┌─ SUPPLIED ENTRIES

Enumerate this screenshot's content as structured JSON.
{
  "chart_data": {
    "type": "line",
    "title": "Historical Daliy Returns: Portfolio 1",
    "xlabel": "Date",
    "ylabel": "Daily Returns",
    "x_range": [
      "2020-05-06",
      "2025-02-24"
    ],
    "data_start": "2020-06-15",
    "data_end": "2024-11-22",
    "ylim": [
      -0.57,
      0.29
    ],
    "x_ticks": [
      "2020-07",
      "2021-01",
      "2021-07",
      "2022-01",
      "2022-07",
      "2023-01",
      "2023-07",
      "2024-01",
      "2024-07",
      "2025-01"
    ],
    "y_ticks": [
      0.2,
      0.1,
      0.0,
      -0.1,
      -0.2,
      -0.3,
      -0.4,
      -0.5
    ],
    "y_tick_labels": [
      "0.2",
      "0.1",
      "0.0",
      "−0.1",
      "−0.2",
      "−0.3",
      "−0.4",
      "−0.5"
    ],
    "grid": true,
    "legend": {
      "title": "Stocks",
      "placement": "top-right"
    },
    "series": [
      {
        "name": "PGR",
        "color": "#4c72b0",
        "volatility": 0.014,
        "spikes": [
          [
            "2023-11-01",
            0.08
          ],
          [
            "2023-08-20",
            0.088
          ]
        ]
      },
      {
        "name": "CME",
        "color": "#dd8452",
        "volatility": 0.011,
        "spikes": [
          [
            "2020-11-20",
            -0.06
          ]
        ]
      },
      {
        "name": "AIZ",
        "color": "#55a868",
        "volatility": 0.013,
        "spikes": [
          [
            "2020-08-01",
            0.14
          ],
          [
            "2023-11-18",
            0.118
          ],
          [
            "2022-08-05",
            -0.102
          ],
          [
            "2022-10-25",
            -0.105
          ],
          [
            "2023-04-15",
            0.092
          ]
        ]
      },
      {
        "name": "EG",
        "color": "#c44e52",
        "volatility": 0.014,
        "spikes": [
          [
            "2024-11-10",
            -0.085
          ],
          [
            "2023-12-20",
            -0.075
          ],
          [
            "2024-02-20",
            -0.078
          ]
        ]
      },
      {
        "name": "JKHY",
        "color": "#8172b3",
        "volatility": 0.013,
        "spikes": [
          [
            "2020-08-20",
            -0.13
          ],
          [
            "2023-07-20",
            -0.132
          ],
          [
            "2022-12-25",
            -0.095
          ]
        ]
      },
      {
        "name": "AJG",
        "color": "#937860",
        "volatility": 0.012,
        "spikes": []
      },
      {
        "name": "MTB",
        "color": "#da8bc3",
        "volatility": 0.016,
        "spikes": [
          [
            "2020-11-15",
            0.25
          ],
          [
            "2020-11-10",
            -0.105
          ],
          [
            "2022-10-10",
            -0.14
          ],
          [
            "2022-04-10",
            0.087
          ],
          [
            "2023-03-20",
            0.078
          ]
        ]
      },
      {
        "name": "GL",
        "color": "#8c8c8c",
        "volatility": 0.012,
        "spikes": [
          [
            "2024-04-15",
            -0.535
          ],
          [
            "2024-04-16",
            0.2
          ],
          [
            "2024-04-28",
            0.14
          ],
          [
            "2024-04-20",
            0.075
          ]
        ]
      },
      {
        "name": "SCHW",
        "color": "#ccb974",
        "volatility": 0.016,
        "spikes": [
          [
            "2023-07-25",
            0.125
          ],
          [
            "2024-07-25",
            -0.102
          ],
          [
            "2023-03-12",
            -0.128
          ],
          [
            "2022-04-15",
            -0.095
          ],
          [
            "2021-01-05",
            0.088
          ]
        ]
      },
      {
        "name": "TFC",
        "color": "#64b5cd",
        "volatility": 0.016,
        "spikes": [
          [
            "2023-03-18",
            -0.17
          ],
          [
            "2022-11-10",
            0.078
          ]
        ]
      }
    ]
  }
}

└─

REQUIREMENT | All of the entries above must be quoted exactly.

EXERCISE SOLUTION |
Enumerate this screenshot's content as structured JSON.
{
  "chart_data": {
    "type": "line",
    "title": "Historical Daliy Returns: Portfolio 1",
    "xlabel": "Date",
    "ylabel": "Daily Returns",
    "x_range": [
      "2020-05-06",
      "2025-02-24"
    ],
    "data_start": "2020-06-15",
    "data_end": "2024-11-22",
    "ylim": [
      -0.57,
      0.29
    ],
    "x_ticks": [
      "2020-07",
      "2021-01",
      "2021-07",
      "2022-01",
      "2022-07",
      "2023-01",
      "2023-07",
      "2024-01",
      "2024-07",
      "2025-01"
    ],
    "y_ticks": [
      0.2,
      0.1,
      0.0,
      -0.1,
      -0.2,
      -0.3,
      -0.4,
      -0.5
    ],
    "y_tick_labels": [
      "0.2",
      "0.1",
      "0.0",
      "−0.1",
      "−0.2",
      "−0.3",
      "−0.4",
      "−0.5"
    ],
    "grid": true,
    "legend": {
      "title": "Stocks",
      "placement": "top-right"
    },
    "series": [
      {
        "name": "PGR",
        "color": "#4c72b0",
        "volatility": 0.014,
        "spikes": [
          [
            "2023-11-01",
            0.08
          ],
          [
            "2023-08-20",
            0.088
          ]
        ]
      },
      {
        "name": "CME",
        "color": "#dd8452",
        "volatility": 0.011,
        "spikes": [
          [
            "2020-11-20",
            -0.06
          ]
        ]
      },
      {
        "name": "AIZ",
        "color": "#55a868",
        "volatility": 0.013,
        "spikes": [
          [
            "2020-08-01",
            0.14
          ],
          [
            "2023-11-18",
            0.118
          ],
          [
            "2022-08-05",
            -0.102
          ],
          [
            "2022-10-25",
            -0.105
          ],
          [
            "2023-04-15",
            0.092
          ]
        ]
      },
      {
        "name": "EG",
        "color": "#c44e52",
        "volatility": 0.014,
        "spikes": [
          [
            "2024-11-10",
            -0.085
          ],
          [
            "2023-12-20",
            -0.075
          ],
          [
            "2024-02-20",
            -0.078
          ]
        ]
      },
      {
        "name": "JKHY",
        "color": "#8172b3",
        "volatility": 0.013,
        "spikes": [
          [
            "2020-08-20",
            -0.13
          ],
          [
            "2023-07-20",
            -0.132
          ],
          [
            "2022-12-25",
            -0.095
          ]
        ]
      },
      {
        "name": "AJG",
        "color": "#937860",
        "volatility": 0.012,
        "spikes": []
      },
      {
        "name": "MTB",
        "color": "#da8bc3",
        "volatility": 0.016,
        "spikes": [
          [
            "2020-11-15",
            0.25
          ],
          [
            "2020-11-10",
            -0.105
          ],
          [
            "2022-10-10",
            -0.14
          ],
          [
            "2022-04-10",
            0.087
          ],
          [
            "2023-03-20",
            0.078
          ]
        ]
      },
      {
        "name": "GL",
        "color": "#8c8c8c",
        "volatility": 0.012,
        "spikes": [
          [
            "2024-04-15",
            -0.535
          ],
          [
            "2024-04-16",
            0.2
          ],
          [
            "2024-04-28",
            0.14
          ],
          [
            "2024-04-20",
            0.075
          ]
        ]
      },
      {
        "name": "SCHW",
        "color": "#ccb974",
        "volatility": 0.016,
        "spikes": [
          [
            "2023-07-25",
            0.125
          ],
          [
            "2024-07-25",
            -0.102
          ],
          [
            "2023-03-12",
            -0.128
          ],
          [
            "2022-04-15",
            -0.095
          ],
          [
            "2021-01-05",
            0.088
          ]
        ]
      },
      {
        "name": "TFC",
        "color": "#64b5cd",
        "volatility": 0.016,
        "spikes": [
          [
            "2023-03-18",
            -0.17
          ],
          [
            "2022-11-10",
            0.078
          ]
        ]
      }
    ]
  }
}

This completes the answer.